YOUR GOAL >>
Retype each record below word for word. Leave the pictures out.

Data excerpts
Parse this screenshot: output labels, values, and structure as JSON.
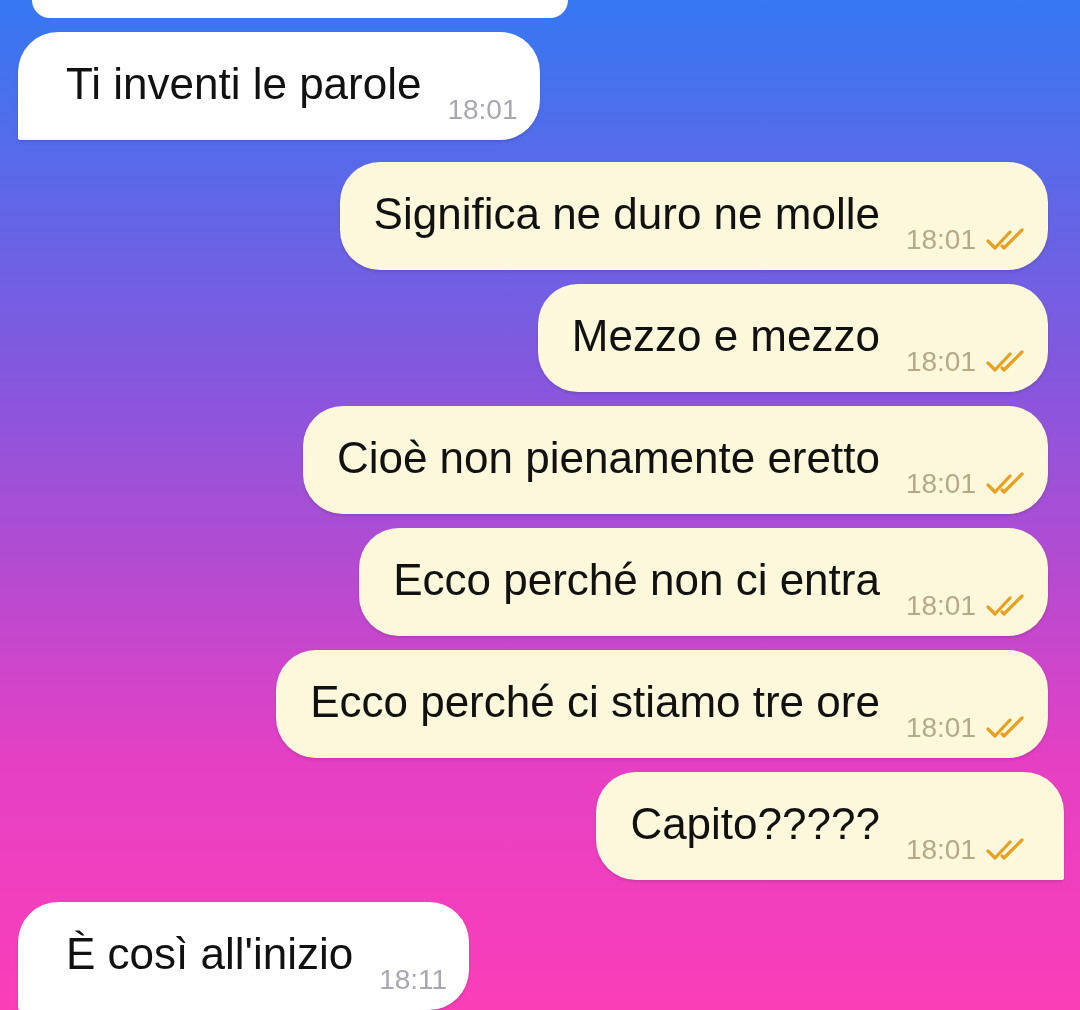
{
  "messages": [
    {
      "kind": "incoming",
      "text": "Ti inventi le parole",
      "time": "18:01"
    },
    {
      "kind": "outgoing",
      "text": "Significa ne duro ne molle",
      "time": "18:01",
      "read": true,
      "tail": false
    },
    {
      "kind": "outgoing",
      "text": "Mezzo e mezzo",
      "time": "18:01",
      "read": true,
      "tail": false
    },
    {
      "kind": "outgoing",
      "text": "Cioè non pienamente eretto",
      "time": "18:01",
      "read": true,
      "tail": false
    },
    {
      "kind": "outgoing",
      "text": "Ecco perché non ci entra",
      "time": "18:01",
      "read": true,
      "tail": false
    },
    {
      "kind": "outgoing",
      "text": "Ecco perché ci stiamo tre ore",
      "time": "18:01",
      "read": true,
      "tail": false
    },
    {
      "kind": "outgoing",
      "text": "Capito?????",
      "time": "18:01",
      "read": true,
      "tail": true
    },
    {
      "kind": "incoming",
      "text": "È così all'inizio",
      "time": "18:11"
    }
  ]
}
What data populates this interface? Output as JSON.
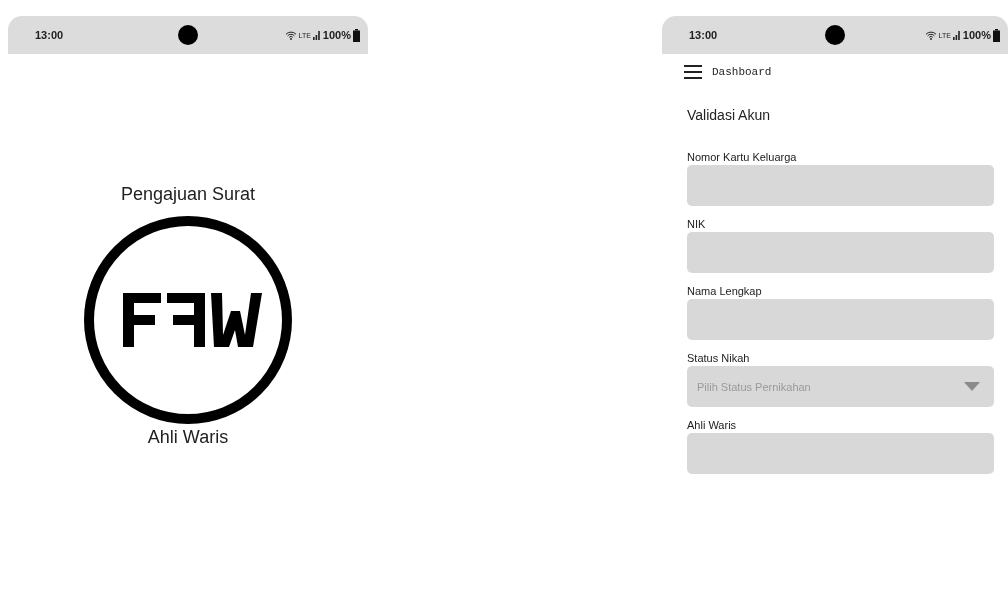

ANSWER TO THIS PROBLEM >>
Parse this screenshot: output labels, values, and structure as JSON.
{
  "messages": [
    {
      "kind": "incoming",
      "text": "Ti inventi le parole",
      "time": "18:01"
    },
    {
      "kind": "outgoing",
      "text": "Significa ne duro ne molle",
      "time": "18:01",
      "read": true,
      "tail": false
    },
    {
      "kind": "outgoing",
      "text": "Mezzo e mezzo",
      "time": "18:01",
      "read": true,
      "tail": false
    },
    {
      "kind": "outgoing",
      "text": "Cioè non pienamente eretto",
      "time": "18:01",
      "read": true,
      "tail": false
    },
    {
      "kind": "outgoing",
      "text": "Ecco perché non ci entra",
      "time": "18:01",
      "read": true,
      "tail": false
    },
    {
      "kind": "outgoing",
      "text": "Ecco perché ci stiamo tre ore",
      "time": "18:01",
      "read": true,
      "tail": false
    },
    {
      "kind": "outgoing",
      "text": "Capito?????",
      "time": "18:01",
      "read": true,
      "tail": true
    },
    {
      "kind": "incoming",
      "text": "È così all'inizio",
      "time": "18:11"
    }
  ]
}
What data populates this interface? Output as JSON.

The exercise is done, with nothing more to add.